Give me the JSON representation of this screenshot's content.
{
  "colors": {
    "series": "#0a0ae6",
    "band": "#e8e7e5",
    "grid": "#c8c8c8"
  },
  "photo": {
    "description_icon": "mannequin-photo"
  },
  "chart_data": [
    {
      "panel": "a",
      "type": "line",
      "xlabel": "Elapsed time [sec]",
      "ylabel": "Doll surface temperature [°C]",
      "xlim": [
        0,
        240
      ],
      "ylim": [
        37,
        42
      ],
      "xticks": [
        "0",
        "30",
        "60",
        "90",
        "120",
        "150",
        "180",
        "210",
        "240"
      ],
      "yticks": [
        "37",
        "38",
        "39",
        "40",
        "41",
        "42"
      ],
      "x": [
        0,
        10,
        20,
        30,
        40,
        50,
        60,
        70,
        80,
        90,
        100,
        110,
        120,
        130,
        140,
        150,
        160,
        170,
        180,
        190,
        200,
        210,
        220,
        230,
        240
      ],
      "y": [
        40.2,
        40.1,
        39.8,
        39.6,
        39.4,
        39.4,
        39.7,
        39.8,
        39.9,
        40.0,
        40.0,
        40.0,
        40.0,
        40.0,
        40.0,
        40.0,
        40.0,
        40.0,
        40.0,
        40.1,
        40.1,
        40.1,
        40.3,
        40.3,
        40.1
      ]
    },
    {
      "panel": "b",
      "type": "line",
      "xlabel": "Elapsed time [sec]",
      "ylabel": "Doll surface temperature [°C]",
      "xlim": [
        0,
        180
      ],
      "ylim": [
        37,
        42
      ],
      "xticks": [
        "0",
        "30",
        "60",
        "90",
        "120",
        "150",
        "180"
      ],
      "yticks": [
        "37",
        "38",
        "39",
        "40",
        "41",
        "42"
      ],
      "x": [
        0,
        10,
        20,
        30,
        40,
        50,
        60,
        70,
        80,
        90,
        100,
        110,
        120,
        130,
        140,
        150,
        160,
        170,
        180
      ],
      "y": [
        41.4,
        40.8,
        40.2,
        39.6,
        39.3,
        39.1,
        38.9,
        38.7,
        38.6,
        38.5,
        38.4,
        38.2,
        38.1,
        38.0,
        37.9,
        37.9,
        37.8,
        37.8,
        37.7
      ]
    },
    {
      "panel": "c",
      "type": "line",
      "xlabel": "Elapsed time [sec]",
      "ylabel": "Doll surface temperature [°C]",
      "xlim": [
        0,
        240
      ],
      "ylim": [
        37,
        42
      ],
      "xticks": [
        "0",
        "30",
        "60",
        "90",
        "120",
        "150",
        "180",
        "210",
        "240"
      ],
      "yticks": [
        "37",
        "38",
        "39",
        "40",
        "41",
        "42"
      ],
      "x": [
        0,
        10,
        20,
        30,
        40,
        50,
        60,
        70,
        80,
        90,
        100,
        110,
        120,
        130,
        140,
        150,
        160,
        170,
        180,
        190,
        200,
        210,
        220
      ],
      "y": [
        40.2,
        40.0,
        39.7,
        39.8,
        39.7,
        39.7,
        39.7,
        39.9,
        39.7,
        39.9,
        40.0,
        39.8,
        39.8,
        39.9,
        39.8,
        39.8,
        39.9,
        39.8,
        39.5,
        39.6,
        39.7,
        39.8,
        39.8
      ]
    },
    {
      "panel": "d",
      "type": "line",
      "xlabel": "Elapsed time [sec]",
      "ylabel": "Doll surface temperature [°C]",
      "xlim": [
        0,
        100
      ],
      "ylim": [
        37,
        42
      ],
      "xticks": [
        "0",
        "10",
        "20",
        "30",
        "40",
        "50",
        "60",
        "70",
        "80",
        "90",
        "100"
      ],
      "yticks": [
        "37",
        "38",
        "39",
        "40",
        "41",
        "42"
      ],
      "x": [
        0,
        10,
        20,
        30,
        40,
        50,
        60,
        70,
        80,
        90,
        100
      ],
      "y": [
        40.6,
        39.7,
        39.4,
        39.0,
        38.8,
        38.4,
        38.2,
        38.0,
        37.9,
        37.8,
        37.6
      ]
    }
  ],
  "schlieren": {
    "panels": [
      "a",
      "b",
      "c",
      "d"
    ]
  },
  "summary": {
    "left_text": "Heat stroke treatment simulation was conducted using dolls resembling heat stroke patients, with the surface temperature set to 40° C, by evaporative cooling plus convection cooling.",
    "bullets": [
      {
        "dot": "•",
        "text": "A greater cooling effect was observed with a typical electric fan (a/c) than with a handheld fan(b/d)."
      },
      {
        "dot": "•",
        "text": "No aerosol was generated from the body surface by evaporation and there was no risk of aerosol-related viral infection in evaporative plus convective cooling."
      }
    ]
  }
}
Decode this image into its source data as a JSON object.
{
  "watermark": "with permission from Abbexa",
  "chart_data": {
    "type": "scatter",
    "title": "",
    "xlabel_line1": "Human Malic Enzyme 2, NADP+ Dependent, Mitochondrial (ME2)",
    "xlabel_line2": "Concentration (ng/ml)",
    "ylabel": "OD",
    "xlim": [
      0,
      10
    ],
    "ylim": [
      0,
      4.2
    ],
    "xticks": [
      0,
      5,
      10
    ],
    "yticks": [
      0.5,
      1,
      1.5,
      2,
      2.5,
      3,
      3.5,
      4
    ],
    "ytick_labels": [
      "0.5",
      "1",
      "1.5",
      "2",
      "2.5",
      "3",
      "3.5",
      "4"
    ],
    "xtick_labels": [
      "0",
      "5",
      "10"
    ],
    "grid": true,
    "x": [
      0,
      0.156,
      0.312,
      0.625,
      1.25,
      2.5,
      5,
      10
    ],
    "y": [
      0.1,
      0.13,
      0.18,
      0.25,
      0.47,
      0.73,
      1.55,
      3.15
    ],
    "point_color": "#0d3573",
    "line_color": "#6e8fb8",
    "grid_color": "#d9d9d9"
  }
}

◆ ◆ ◆ ◆ ◆

__EXERCISE INSTRUCTIONS__. Copy every line from the records that holds the string "plus".

__YOUR SOLUTION__.
    "left_text": "Heat stroke treatment simulation was conducted using dolls resembling heat stroke patients, with the surface temperature set to 40° C, by evaporative cooling plus convection cooling.",
        "text": "No aerosol was generated from the body surface by evaporation and there was no risk of aerosol-related viral infection in evaporative plus convective cooling."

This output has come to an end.